* [WORK REQUIRED]: In your copy, include every line of the listing below exactly but none of the pictures.

* [Source data]:
-.-.-
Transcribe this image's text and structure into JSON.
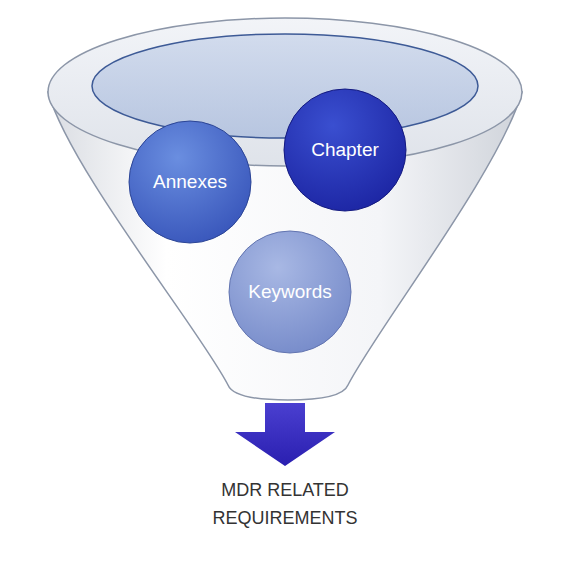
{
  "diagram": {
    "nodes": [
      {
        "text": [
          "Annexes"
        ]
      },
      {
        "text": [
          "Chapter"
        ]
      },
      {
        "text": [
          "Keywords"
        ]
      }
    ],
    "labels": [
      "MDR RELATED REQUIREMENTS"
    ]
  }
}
-.-.-
* [REPLY]:
Transcribe this image's text and structure into JSON.
{
  "diagram": {
    "nodes": [
      {
        "text": [
          "Annexes"
        ]
      },
      {
        "text": [
          "Chapter"
        ]
      },
      {
        "text": [
          "Keywords"
        ]
      }
    ],
    "labels": [
      "MDR RELATED REQUIREMENTS"
    ]
  }
}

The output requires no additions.